[Dataset items]
= = = =

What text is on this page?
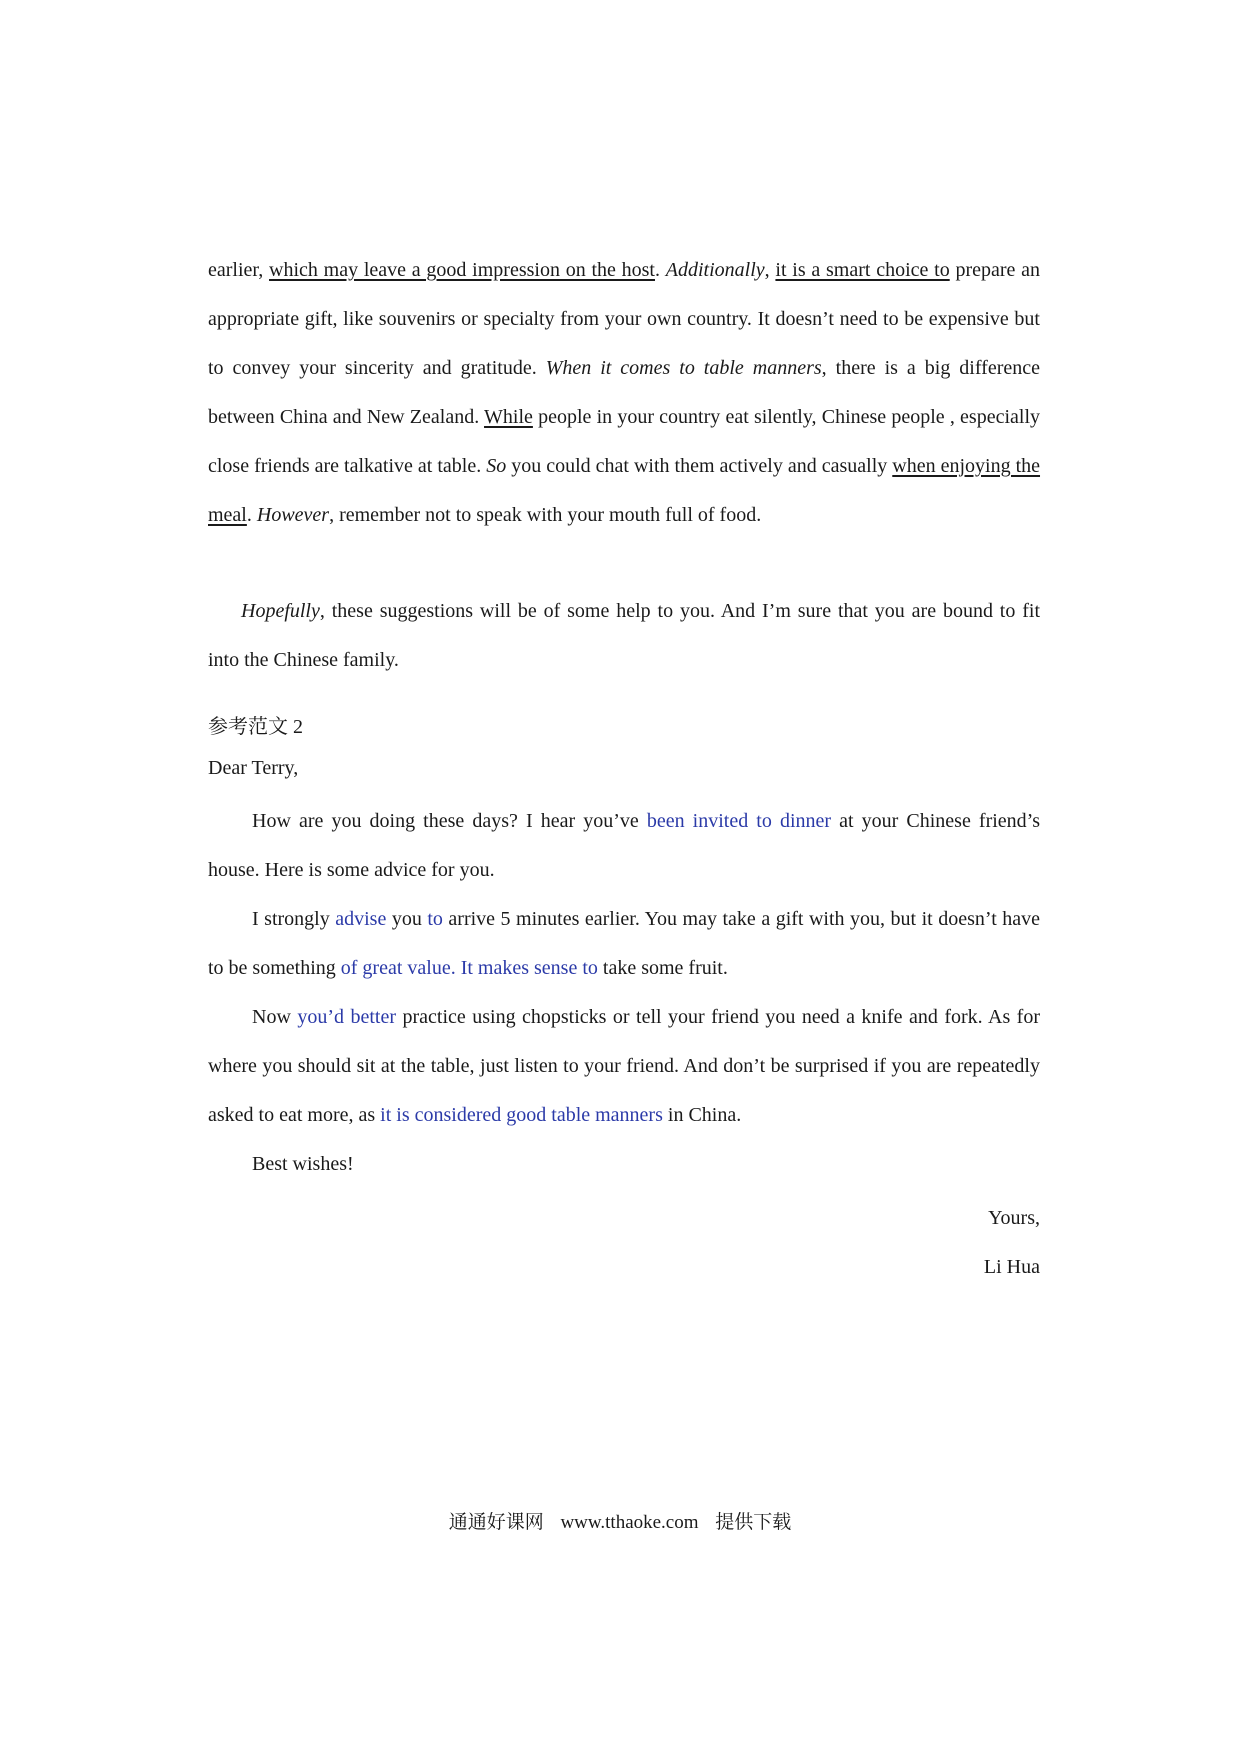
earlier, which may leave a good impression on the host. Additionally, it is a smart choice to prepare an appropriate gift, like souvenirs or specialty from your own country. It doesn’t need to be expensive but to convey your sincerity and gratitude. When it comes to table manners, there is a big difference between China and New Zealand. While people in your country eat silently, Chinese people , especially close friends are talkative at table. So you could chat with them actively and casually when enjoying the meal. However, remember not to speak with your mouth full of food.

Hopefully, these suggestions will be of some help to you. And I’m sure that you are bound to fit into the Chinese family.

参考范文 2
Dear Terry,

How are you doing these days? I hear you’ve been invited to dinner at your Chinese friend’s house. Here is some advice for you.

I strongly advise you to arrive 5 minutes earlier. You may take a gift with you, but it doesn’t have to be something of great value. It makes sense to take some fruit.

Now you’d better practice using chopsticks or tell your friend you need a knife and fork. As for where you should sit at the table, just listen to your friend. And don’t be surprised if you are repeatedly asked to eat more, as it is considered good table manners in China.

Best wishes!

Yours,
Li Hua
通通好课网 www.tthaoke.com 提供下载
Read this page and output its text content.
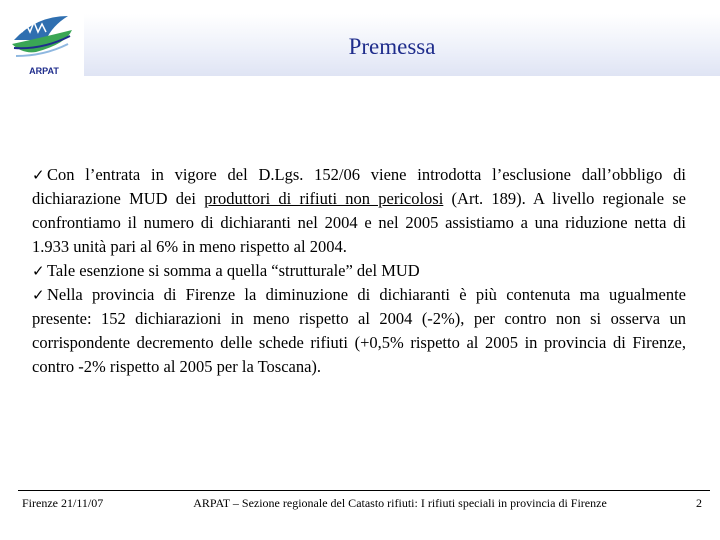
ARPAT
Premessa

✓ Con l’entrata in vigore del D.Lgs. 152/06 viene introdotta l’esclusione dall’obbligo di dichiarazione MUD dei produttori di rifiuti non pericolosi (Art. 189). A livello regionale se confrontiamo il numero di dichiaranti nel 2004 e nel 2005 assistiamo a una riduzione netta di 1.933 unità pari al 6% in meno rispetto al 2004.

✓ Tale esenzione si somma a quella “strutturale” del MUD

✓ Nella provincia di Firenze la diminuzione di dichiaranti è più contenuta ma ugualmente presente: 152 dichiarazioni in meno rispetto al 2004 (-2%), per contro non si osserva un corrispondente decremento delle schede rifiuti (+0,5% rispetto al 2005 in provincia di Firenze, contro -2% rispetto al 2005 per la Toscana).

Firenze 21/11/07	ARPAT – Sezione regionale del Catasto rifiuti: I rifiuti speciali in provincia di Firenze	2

= = = =

- PROMPT
Only lines with the word "ARPAT" should be collected from the material.

- CORRECT RESPONSE
ARPAT
Firenze 21/11/07	ARPAT – Sezione regionale del Catasto rifiuti: I rifiuti speciali in provincia di Firenze	2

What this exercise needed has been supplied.